[DESCRIPTION OF THE TASK] Where a line in the listing below contains the word "Aquifer", copy that line.

— START OF SUPPLIED RECORDS —

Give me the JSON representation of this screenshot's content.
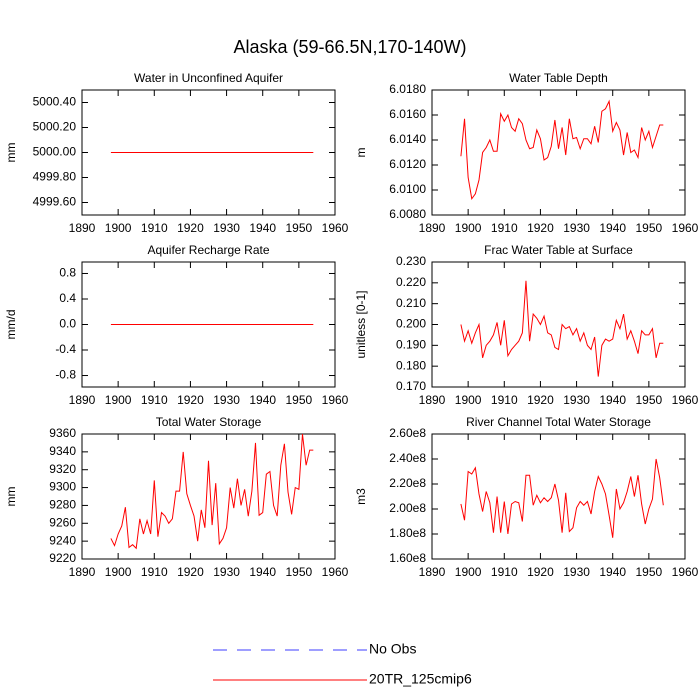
{
  "title": "Alaska (59-66.5N,170-140W)",
  "legend": [
    {
      "name": "No Obs",
      "color": "#3c3cff",
      "dash": true
    },
    {
      "name": "20TR_125cmip6",
      "color": "#ff0000",
      "dash": false
    }
  ],
  "chart_data": [
    {
      "type": "line",
      "title": "Water in Unconfined Aquifer",
      "ylabel": "mm",
      "color": "#ff0000",
      "x": [
        1898,
        1899,
        1900,
        1901,
        1902,
        1903,
        1904,
        1905,
        1906,
        1907,
        1908,
        1909,
        1910,
        1911,
        1912,
        1913,
        1914,
        1915,
        1916,
        1917,
        1918,
        1919,
        1920,
        1921,
        1922,
        1923,
        1924,
        1925,
        1926,
        1927,
        1928,
        1929,
        1930,
        1931,
        1932,
        1933,
        1934,
        1935,
        1936,
        1937,
        1938,
        1939,
        1940,
        1941,
        1942,
        1943,
        1944,
        1945,
        1946,
        1947,
        1948,
        1949,
        1950,
        1951,
        1952,
        1953,
        1954
      ],
      "values": [
        5000,
        5000,
        5000,
        5000,
        5000,
        5000,
        5000,
        5000,
        5000,
        5000,
        5000,
        5000,
        5000,
        5000,
        5000,
        5000,
        5000,
        5000,
        5000,
        5000,
        5000,
        5000,
        5000,
        5000,
        5000,
        5000,
        5000,
        5000,
        5000,
        5000,
        5000,
        5000,
        5000,
        5000,
        5000,
        5000,
        5000,
        5000,
        5000,
        5000,
        5000,
        5000,
        5000,
        5000,
        5000,
        5000,
        5000,
        5000,
        5000,
        5000,
        5000,
        5000,
        5000,
        5000,
        5000,
        5000,
        5000
      ],
      "xlim": [
        1890,
        1960
      ],
      "xticks": [
        1890,
        1900,
        1910,
        1920,
        1930,
        1940,
        1950,
        1960
      ],
      "ylim": [
        4999.5,
        5000.5
      ],
      "yticks": [
        {
          "value": 4999.6,
          "label": "4999.60"
        },
        {
          "value": 4999.8,
          "label": "4999.80"
        },
        {
          "value": 5000,
          "label": "5000.00"
        },
        {
          "value": 5000.2,
          "label": "5000.20"
        },
        {
          "value": 5000.4,
          "label": "5000.40"
        }
      ]
    },
    {
      "type": "line",
      "title": "Water Table Depth",
      "ylabel": "m",
      "color": "#ff0000",
      "x": [
        1898,
        1899,
        1900,
        1901,
        1902,
        1903,
        1904,
        1905,
        1906,
        1907,
        1908,
        1909,
        1910,
        1911,
        1912,
        1913,
        1914,
        1915,
        1916,
        1917,
        1918,
        1919,
        1920,
        1921,
        1922,
        1923,
        1924,
        1925,
        1926,
        1927,
        1928,
        1929,
        1930,
        1931,
        1932,
        1933,
        1934,
        1935,
        1936,
        1937,
        1938,
        1939,
        1940,
        1941,
        1942,
        1943,
        1944,
        1945,
        1946,
        1947,
        1948,
        1949,
        1950,
        1951,
        1952,
        1953,
        1954
      ],
      "values": [
        6.0127,
        6.0157,
        6.011,
        6.0093,
        6.0097,
        6.0108,
        6.013,
        6.0134,
        6.014,
        6.0131,
        6.0131,
        6.0161,
        6.0155,
        6.016,
        6.015,
        6.0147,
        6.0157,
        6.0153,
        6.014,
        6.0133,
        6.0134,
        6.0148,
        6.0141,
        6.0124,
        6.0126,
        6.0135,
        6.0156,
        6.0133,
        6.015,
        6.0128,
        6.0157,
        6.0141,
        6.0142,
        6.0133,
        6.0141,
        6.0141,
        6.0137,
        6.0151,
        6.0138,
        6.0163,
        6.0165,
        6.0171,
        6.0147,
        6.0154,
        6.0148,
        6.0128,
        6.0146,
        6.013,
        6.0132,
        6.0126,
        6.015,
        6.014,
        6.0147,
        6.0134,
        6.0143,
        6.0152,
        6.0152
      ],
      "xlim": [
        1890,
        1960
      ],
      "xticks": [
        1890,
        1900,
        1910,
        1920,
        1930,
        1940,
        1950,
        1960
      ],
      "ylim": [
        6.008,
        6.018
      ],
      "yticks": [
        {
          "value": 6.008,
          "label": "6.0080"
        },
        {
          "value": 6.01,
          "label": "6.0100"
        },
        {
          "value": 6.012,
          "label": "6.0120"
        },
        {
          "value": 6.014,
          "label": "6.0140"
        },
        {
          "value": 6.016,
          "label": "6.0160"
        },
        {
          "value": 6.018,
          "label": "6.0180"
        }
      ]
    },
    {
      "type": "line",
      "title": "Aquifer Recharge Rate",
      "ylabel": "mm/d",
      "color": "#ff0000",
      "x": [
        1898,
        1899,
        1900,
        1901,
        1902,
        1903,
        1904,
        1905,
        1906,
        1907,
        1908,
        1909,
        1910,
        1911,
        1912,
        1913,
        1914,
        1915,
        1916,
        1917,
        1918,
        1919,
        1920,
        1921,
        1922,
        1923,
        1924,
        1925,
        1926,
        1927,
        1928,
        1929,
        1930,
        1931,
        1932,
        1933,
        1934,
        1935,
        1936,
        1937,
        1938,
        1939,
        1940,
        1941,
        1942,
        1943,
        1944,
        1945,
        1946,
        1947,
        1948,
        1949,
        1950,
        1951,
        1952,
        1953,
        1954
      ],
      "values": [
        0,
        0,
        0,
        0,
        0,
        0,
        0,
        0,
        0,
        0,
        0,
        0,
        0,
        0,
        0,
        0,
        0,
        0,
        0,
        0,
        0,
        0,
        0,
        0,
        0,
        0,
        0,
        0,
        0,
        0,
        0,
        0,
        0,
        0,
        0,
        0,
        0,
        0,
        0,
        0,
        0,
        0,
        0,
        0,
        0,
        0,
        0,
        0,
        0,
        0,
        0,
        0,
        0,
        0,
        0,
        0,
        0
      ],
      "xlim": [
        1890,
        1960
      ],
      "xticks": [
        1890,
        1900,
        1910,
        1920,
        1930,
        1940,
        1950,
        1960
      ],
      "ylim": [
        -0.98,
        0.98
      ],
      "yticks": [
        -0.8,
        -0.4,
        {
          "value": 0,
          "label": "0.0"
        },
        0.4,
        0.8
      ]
    },
    {
      "type": "line",
      "title": "Frac Water Table at Surface",
      "ylabel": "unitless [0-1]",
      "color": "#ff0000",
      "x": [
        1898,
        1899,
        1900,
        1901,
        1902,
        1903,
        1904,
        1905,
        1906,
        1907,
        1908,
        1909,
        1910,
        1911,
        1912,
        1913,
        1914,
        1915,
        1916,
        1917,
        1918,
        1919,
        1920,
        1921,
        1922,
        1923,
        1924,
        1925,
        1926,
        1927,
        1928,
        1929,
        1930,
        1931,
        1932,
        1933,
        1934,
        1935,
        1936,
        1937,
        1938,
        1939,
        1940,
        1941,
        1942,
        1943,
        1944,
        1945,
        1946,
        1947,
        1948,
        1949,
        1950,
        1951,
        1952,
        1953,
        1954
      ],
      "values": [
        0.2,
        0.192,
        0.197,
        0.191,
        0.196,
        0.2,
        0.184,
        0.19,
        0.192,
        0.195,
        0.201,
        0.19,
        0.202,
        0.185,
        0.188,
        0.19,
        0.192,
        0.196,
        0.221,
        0.192,
        0.205,
        0.203,
        0.2,
        0.204,
        0.196,
        0.195,
        0.189,
        0.188,
        0.2,
        0.198,
        0.199,
        0.195,
        0.198,
        0.192,
        0.196,
        0.19,
        0.188,
        0.194,
        0.175,
        0.19,
        0.193,
        0.192,
        0.193,
        0.202,
        0.198,
        0.205,
        0.193,
        0.197,
        0.192,
        0.186,
        0.197,
        0.195,
        0.195,
        0.198,
        0.184,
        0.191,
        0.191
      ],
      "xlim": [
        1890,
        1960
      ],
      "xticks": [
        1890,
        1900,
        1910,
        1920,
        1930,
        1940,
        1950,
        1960
      ],
      "ylim": [
        0.17,
        0.23
      ],
      "yticks": [
        {
          "value": 0.17,
          "label": "0.170"
        },
        {
          "value": 0.18,
          "label": "0.180"
        },
        {
          "value": 0.19,
          "label": "0.190"
        },
        {
          "value": 0.2,
          "label": "0.200"
        },
        {
          "value": 0.21,
          "label": "0.210"
        },
        {
          "value": 0.22,
          "label": "0.220"
        },
        {
          "value": 0.23,
          "label": "0.230"
        }
      ]
    },
    {
      "type": "line",
      "title": "Total Water Storage",
      "ylabel": "mm",
      "color": "#ff0000",
      "x": [
        1898,
        1899,
        1900,
        1901,
        1902,
        1903,
        1904,
        1905,
        1906,
        1907,
        1908,
        1909,
        1910,
        1911,
        1912,
        1913,
        1914,
        1915,
        1916,
        1917,
        1918,
        1919,
        1920,
        1921,
        1922,
        1923,
        1924,
        1925,
        1926,
        1927,
        1928,
        1929,
        1930,
        1931,
        1932,
        1933,
        1934,
        1935,
        1936,
        1937,
        1938,
        1939,
        1940,
        1941,
        1942,
        1943,
        1944,
        1945,
        1946,
        1947,
        1948,
        1949,
        1950,
        1951,
        1952,
        1953,
        1954
      ],
      "values": [
        9243,
        9235,
        9248,
        9257,
        9278,
        9233,
        9236,
        9232,
        9265,
        9248,
        9263,
        9248,
        9308,
        9245,
        9272,
        9268,
        9260,
        9265,
        9296,
        9296,
        9340,
        9293,
        9280,
        9268,
        9240,
        9275,
        9255,
        9330,
        9258,
        9305,
        9237,
        9243,
        9255,
        9300,
        9277,
        9310,
        9280,
        9298,
        9268,
        9296,
        9350,
        9269,
        9272,
        9315,
        9318,
        9280,
        9268,
        9325,
        9349,
        9295,
        9270,
        9300,
        9298,
        9360,
        9325,
        9342,
        9342
      ],
      "xlim": [
        1890,
        1960
      ],
      "xticks": [
        1890,
        1900,
        1910,
        1920,
        1930,
        1940,
        1950,
        1960
      ],
      "ylim": [
        9220,
        9360
      ],
      "yticks": [
        9220,
        9240,
        9260,
        9280,
        9300,
        9320,
        9340,
        9360
      ]
    },
    {
      "type": "line",
      "title": "River Channel Total Water Storage",
      "ylabel": "m3",
      "color": "#ff0000",
      "x": [
        1898,
        1899,
        1900,
        1901,
        1902,
        1903,
        1904,
        1905,
        1906,
        1907,
        1908,
        1909,
        1910,
        1911,
        1912,
        1913,
        1914,
        1915,
        1916,
        1917,
        1918,
        1919,
        1920,
        1921,
        1922,
        1923,
        1924,
        1925,
        1926,
        1927,
        1928,
        1929,
        1930,
        1931,
        1932,
        1933,
        1934,
        1935,
        1936,
        1937,
        1938,
        1939,
        1940,
        1941,
        1942,
        1943,
        1944,
        1945,
        1946,
        1947,
        1948,
        1949,
        1950,
        1951,
        1952,
        1953,
        1954
      ],
      "values": [
        204000000,
        191000000,
        230000000,
        228000000,
        233000000,
        212000000,
        198000000,
        214000000,
        205000000,
        181000000,
        210000000,
        181000000,
        206000000,
        180000000,
        204000000,
        206000000,
        205000000,
        190000000,
        227000000,
        227000000,
        203000000,
        211000000,
        205000000,
        209000000,
        206000000,
        209000000,
        220000000,
        207000000,
        181000000,
        213000000,
        182000000,
        185000000,
        201000000,
        206000000,
        203000000,
        206000000,
        196000000,
        214000000,
        226000000,
        220000000,
        212000000,
        195000000,
        177000000,
        216000000,
        200000000,
        205000000,
        214000000,
        226000000,
        210000000,
        227000000,
        204000000,
        188000000,
        200000000,
        208000000,
        240000000,
        225000000,
        203000000
      ],
      "xlim": [
        1890,
        1960
      ],
      "xticks": [
        1890,
        1900,
        1910,
        1920,
        1930,
        1940,
        1950,
        1960
      ],
      "ylim": [
        160000000,
        260000000
      ],
      "yticks": [
        {
          "value": 160000000,
          "label": "1.60e8"
        },
        {
          "value": 180000000,
          "label": "1.80e8"
        },
        {
          "value": 200000000,
          "label": "2.00e8"
        },
        {
          "value": 220000000,
          "label": "2.20e8"
        },
        {
          "value": 240000000,
          "label": "2.40e8"
        },
        {
          "value": 260000000,
          "label": "2.60e8"
        }
      ]
    }
  ]
}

— END OF SUPPLIED RECORDS —

[WRITTEN ANSWER]
      "title": "Water in Unconfined Aquifer",
      "title": "Aquifer Recharge Rate",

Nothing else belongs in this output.